◆ Records contained in a dataset ◆
++++++

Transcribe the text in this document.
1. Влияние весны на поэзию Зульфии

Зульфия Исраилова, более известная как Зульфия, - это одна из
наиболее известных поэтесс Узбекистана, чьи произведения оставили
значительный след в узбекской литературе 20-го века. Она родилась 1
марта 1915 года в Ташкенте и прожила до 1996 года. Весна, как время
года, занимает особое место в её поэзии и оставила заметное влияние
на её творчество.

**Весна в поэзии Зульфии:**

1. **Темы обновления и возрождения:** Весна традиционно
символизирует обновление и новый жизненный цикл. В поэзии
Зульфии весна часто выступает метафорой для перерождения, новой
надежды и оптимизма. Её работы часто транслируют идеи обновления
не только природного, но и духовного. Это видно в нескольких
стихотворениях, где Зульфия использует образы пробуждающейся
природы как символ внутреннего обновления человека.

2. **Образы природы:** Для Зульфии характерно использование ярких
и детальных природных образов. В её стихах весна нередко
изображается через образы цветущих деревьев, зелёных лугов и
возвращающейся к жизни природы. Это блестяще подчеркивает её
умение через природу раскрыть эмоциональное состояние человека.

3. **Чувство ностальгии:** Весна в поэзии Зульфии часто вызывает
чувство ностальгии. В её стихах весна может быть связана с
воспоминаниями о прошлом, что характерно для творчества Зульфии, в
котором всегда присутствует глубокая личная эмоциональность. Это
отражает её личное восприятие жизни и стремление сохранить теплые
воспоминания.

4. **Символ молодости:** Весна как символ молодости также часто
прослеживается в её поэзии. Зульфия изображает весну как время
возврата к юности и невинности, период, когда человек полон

++++++

◆ Work to do ◆
Filter the records, keeping only lines that contain "года", and show those lines.

◆ Solution for this exercise ◆
марта 1915 года в Ташкенте и прожила до 1996 года. Весна, как время
года, занимает особое место в её поэзии и оставила заметное влияние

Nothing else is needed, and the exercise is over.